• Problem statement
Print all the data, keeping every line exactly as it is.
───── Data to use ─────
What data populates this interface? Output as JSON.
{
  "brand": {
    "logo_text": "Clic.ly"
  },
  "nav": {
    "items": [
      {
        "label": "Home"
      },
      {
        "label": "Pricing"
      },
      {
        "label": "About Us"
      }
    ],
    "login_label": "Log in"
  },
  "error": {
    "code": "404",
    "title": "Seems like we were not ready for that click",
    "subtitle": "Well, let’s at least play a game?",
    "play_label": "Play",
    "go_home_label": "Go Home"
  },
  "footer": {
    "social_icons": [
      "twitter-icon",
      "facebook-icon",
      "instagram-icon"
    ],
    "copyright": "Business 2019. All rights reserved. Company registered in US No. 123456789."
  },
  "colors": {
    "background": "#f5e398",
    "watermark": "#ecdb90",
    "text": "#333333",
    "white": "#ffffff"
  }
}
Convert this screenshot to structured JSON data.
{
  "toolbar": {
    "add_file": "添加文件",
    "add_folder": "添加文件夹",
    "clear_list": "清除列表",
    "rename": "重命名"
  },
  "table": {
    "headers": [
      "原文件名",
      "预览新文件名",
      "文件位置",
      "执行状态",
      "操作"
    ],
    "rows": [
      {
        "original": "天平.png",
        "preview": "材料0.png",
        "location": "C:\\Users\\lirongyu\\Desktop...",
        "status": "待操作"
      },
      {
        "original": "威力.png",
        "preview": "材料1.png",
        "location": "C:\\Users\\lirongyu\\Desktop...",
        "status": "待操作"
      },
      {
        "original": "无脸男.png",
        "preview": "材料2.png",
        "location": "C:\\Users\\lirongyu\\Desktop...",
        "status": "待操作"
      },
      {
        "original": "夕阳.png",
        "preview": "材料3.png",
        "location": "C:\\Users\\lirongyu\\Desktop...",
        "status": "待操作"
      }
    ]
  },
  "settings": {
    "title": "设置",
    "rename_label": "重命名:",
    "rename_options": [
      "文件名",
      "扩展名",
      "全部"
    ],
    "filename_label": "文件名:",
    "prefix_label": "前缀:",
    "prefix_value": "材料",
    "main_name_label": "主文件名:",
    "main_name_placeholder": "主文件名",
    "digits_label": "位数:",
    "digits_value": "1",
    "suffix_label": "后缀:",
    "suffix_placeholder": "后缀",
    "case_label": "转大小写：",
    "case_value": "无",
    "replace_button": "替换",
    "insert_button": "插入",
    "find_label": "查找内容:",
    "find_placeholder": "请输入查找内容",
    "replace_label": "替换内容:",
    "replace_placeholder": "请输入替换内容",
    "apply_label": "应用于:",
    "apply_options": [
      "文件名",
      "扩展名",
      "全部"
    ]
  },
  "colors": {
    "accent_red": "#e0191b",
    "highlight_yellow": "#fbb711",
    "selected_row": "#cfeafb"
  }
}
─────
• Result of the task
What data populates this interface? Output as JSON.
{
  "brand": {
    "logo_text": "Clic.ly"
  },
  "nav": {
    "items": [
      {
        "label": "Home"
      },
      {
        "label": "Pricing"
      },
      {
        "label": "About Us"
      }
    ],
    "login_label": "Log in"
  },
  "error": {
    "code": "404",
    "title": "Seems like we were not ready for that click",
    "subtitle": "Well, let’s at least play a game?",
    "play_label": "Play",
    "go_home_label": "Go Home"
  },
  "footer": {
    "social_icons": [
      "twitter-icon",
      "facebook-icon",
      "instagram-icon"
    ],
    "copyright": "Business 2019. All rights reserved. Company registered in US No. 123456789."
  },
  "colors": {
    "background": "#f5e398",
    "watermark": "#ecdb90",
    "text": "#333333",
    "white": "#ffffff"
  }
}
Convert this screenshot to structured JSON data.
{
  "toolbar": {
    "add_file": "添加文件",
    "add_folder": "添加文件夹",
    "clear_list": "清除列表",
    "rename": "重命名"
  },
  "table": {
    "headers": [
      "原文件名",
      "预览新文件名",
      "文件位置",
      "执行状态",
      "操作"
    ],
    "rows": [
      {
        "original": "天平.png",
        "preview": "材料0.png",
        "location": "C:\\Users\\lirongyu\\Desktop...",
        "status": "待操作"
      },
      {
        "original": "威力.png",
        "preview": "材料1.png",
        "location": "C:\\Users\\lirongyu\\Desktop...",
        "status": "待操作"
      },
      {
        "original": "无脸男.png",
        "preview": "材料2.png",
        "location": "C:\\Users\\lirongyu\\Desktop...",
        "status": "待操作"
      },
      {
        "original": "夕阳.png",
        "preview": "材料3.png",
        "location": "C:\\Users\\lirongyu\\Desktop...",
        "status": "待操作"
      }
    ]
  },
  "settings": {
    "title": "设置",
    "rename_label": "重命名:",
    "rename_options": [
      "文件名",
      "扩展名",
      "全部"
    ],
    "filename_label": "文件名:",
    "prefix_label": "前缀:",
    "prefix_value": "材料",
    "main_name_label": "主文件名:",
    "main_name_placeholder": "主文件名",
    "digits_label": "位数:",
    "digits_value": "1",
    "suffix_label": "后缀:",
    "suffix_placeholder": "后缀",
    "case_label": "转大小写：",
    "case_value": "无",
    "replace_button": "替换",
    "insert_button": "插入",
    "find_label": "查找内容:",
    "find_placeholder": "请输入查找内容",
    "replace_label": "替换内容:",
    "replace_placeholder": "请输入替换内容",
    "apply_label": "应用于:",
    "apply_options": [
      "文件名",
      "扩展名",
      "全部"
    ]
  },
  "colors": {
    "accent_red": "#e0191b",
    "highlight_yellow": "#fbb711",
    "selected_row": "#cfeafb"
  }
}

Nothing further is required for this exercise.